- [Estratto della fonte]:
+ + + + + + +

Rose Noisette [Giardini & Ambiente – Marzo 2014]

pubblicato su Giardini & Ambiente
marzo 2014
Rose Noisette di Monica Cavina

Da un semplice scambio tra vicini è nata una categorie di rose molto interessante, per rifiorenza, tonalità di colore, profumi e versatilità di utilizzo

Leggendo la storia delle rose Noisette, ho sempre trovato molto curioso e simpatico il modo in cui le rose Noisette sono arrivate da noi in Europa.

Hanno origine nella Carolina del Sud, ottenute da un coltivatore di riso (John Cham-pney) che incrociò R. Moschata con la rosa cinese (derivante da Rosa chinensis) `Old Blush’ (nota anche come `Parson’s Pink China’), ricevuta in regalo dal suo vicino di casa: Philippe Noisette. Il risultato dell’incrocio fu Rosa `Cham-pneys Pink Cluster’ (1802).

Per ricambiare il dono il risicoltore regalò i semi che ottenne da questa pianta a Philippe Noisette, anch’egli grosso amante e conoscitore di botanica, che fece altri incroci e spedì i semi in Francia al fratello vivaista Louis. Louis chiamò le rose ottenute dai semi “Rosier de Philippe Noisette” in onore del fratello, o più semplicemente “Noisette”.

Tra queste prime Noisette si ricorda la famosa Slush Noisette’ che incrociata con Tark’s Yellow Tea-scented China’ diede origine ad alcune delle rose rampicanti dalla tonalità gialla. Queste rose rivoluzionarono completamente il panorama Europeo, portando la rifiorenza nelle rampicanti e introducendo il color albicocca nelle sue diverse sfumature.

Tuttora ci deliziano con i loro profumi freschi e fruttati.

+ + + + + + +

- [Estratti dei dati]:
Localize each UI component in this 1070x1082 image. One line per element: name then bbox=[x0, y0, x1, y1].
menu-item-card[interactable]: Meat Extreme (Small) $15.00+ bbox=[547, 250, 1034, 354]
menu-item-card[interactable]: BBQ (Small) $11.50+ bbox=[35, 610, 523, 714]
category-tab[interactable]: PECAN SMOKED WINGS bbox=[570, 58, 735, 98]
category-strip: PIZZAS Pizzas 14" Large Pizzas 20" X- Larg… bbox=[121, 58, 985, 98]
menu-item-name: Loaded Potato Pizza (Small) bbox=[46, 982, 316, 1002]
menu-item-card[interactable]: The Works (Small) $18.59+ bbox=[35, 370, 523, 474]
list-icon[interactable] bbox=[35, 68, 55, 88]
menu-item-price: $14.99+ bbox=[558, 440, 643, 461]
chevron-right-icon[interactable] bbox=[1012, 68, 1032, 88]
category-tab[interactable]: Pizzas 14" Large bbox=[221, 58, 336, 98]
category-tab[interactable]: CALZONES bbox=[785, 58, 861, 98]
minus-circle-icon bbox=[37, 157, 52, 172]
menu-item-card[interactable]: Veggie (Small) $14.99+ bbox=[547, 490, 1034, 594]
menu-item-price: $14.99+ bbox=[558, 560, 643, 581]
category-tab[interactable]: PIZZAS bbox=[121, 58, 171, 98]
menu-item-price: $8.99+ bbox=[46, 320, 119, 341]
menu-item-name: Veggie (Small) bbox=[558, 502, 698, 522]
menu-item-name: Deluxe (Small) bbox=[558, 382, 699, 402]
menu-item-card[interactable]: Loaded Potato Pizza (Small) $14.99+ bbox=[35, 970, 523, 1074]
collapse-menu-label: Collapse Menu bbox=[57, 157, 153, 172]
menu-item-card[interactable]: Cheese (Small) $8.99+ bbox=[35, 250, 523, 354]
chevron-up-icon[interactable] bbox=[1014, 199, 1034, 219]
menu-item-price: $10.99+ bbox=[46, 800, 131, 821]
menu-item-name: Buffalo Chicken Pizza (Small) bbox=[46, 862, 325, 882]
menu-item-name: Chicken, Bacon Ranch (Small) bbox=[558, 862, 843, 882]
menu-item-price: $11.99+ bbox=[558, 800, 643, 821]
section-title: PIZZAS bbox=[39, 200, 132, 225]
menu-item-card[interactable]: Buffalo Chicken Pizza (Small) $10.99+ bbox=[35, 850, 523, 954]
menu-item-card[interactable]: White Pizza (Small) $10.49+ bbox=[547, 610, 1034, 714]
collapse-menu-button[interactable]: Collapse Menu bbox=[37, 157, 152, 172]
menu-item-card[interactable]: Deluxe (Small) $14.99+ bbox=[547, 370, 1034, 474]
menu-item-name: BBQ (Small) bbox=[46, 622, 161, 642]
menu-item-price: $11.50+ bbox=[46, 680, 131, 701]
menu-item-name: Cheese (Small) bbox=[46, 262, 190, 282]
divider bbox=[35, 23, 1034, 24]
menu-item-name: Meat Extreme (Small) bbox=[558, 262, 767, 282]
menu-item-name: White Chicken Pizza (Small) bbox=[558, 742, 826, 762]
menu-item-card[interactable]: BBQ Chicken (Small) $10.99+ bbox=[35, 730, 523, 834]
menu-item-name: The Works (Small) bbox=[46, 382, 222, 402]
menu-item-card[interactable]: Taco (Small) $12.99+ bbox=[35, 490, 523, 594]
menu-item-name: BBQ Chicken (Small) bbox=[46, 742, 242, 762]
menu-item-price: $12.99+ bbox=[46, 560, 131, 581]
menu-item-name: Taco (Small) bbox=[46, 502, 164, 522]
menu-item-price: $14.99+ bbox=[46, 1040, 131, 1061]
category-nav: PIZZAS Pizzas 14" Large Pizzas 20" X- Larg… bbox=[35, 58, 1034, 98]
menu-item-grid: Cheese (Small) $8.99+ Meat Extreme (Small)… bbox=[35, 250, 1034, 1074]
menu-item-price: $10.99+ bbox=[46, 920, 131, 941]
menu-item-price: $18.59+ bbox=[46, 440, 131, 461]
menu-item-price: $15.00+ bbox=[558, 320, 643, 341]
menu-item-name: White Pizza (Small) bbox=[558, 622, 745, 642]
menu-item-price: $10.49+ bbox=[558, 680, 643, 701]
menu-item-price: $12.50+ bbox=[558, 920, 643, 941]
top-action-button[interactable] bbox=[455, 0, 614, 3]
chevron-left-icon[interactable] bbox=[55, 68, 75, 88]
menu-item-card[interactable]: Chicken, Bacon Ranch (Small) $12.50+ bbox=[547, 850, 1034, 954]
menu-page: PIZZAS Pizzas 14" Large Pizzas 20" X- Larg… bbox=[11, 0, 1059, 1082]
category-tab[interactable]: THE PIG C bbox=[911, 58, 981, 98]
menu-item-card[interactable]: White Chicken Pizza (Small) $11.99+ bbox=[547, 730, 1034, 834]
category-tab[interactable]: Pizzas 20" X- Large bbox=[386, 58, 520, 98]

+ + + + + + +

- [Consegna 1]: Riformuli in forma di elenco il paragrafo del testo sulle rose Noisette che inizia con «Per ricambiare il dono», conservandone i fatti principali.
- [Consegna 2]:
Stabilisca se le seguenti affermazioni concordano con il testo sulle rose Noisette. Per ciascuna risponda sì o no e citi le parole decisive del testo.
(a) Le rose Noisette hanno origine nella Carolina del Sud.
(b) Philippe Noisette ricevette in regalo la rosa cinese dal suo vicino di casa.
(c) Louis, il fratello di Philippe Noisette, era vivaista.
- [Consegna 3]: Prosegua il testo sulle rose Noisette dopo la sua ultima frase.

- [Risposta finale 1]:
- Per ricambiare il dono, il risicoltore regalò a Philippe Noisette i semi ottenuti da questa pianta.
- Philippe Noisette, anch'egli grande amante e conoscitore di botanica, fece altri incroci.
- Spedì i semi in Francia al fratello Louis, vivaista.
- Louis chiamò le rose nate da quei semi «Rosier de Philippe Noisette», in onore del fratello, o più semplicemente «Noisette».

- [Risposta finale 2]:
(a) Sì: «Hanno origine nella Carolina del Sud».
(b) No: «ricevuta in regalo dal suo vicino di casa: Philippe Noisette».
(c) Sì: «spedì i semi in Francia al fratello vivaista Louis».

- [Risposta finale 3]:
Varietà

Tra tutte le Noisette reperibili nei vivai, vorrei presentare alcune varietà:

“Blush Noisette” (Philippe Noisette, 1814): è la capostipite di tutte le rose Noisette, l’utilizzo migliore è come grande arbusto. Ha uno sviluppo lento, ma con il tempo raggiunge dimensioni notevoli e regala fioriture abbondanti e profumate con mazzi di piccoli fiori color rosa.

“Meteor” (Geschwind, 1887): il suo bellissimo color rosso brillante, la generosa rifiorenza e l’intenso profumo che emanano i grandi fiori, fanno di questa rosa un’ottima pianta da giardino sia per formare piramidi che per ricoprire colonne.

“William Allen Richardson” (Ducher, 1878): il suo color giallo albicocca in contrasto con il color rosso della nuova vegetazione la rende una rosa particolarmente elegante e leggera. Può essere utilizzata come rampicante vera e propria, oppure come grande arbusto libero, facendola crescere senza strutture portanti. Regala frequenti fioriture e un delizioso profumo.

Spesso queste rose sono consigliate per zone calde, ma nel nostra clima non presentano nessun problema, il caldo aumenta la fioritura.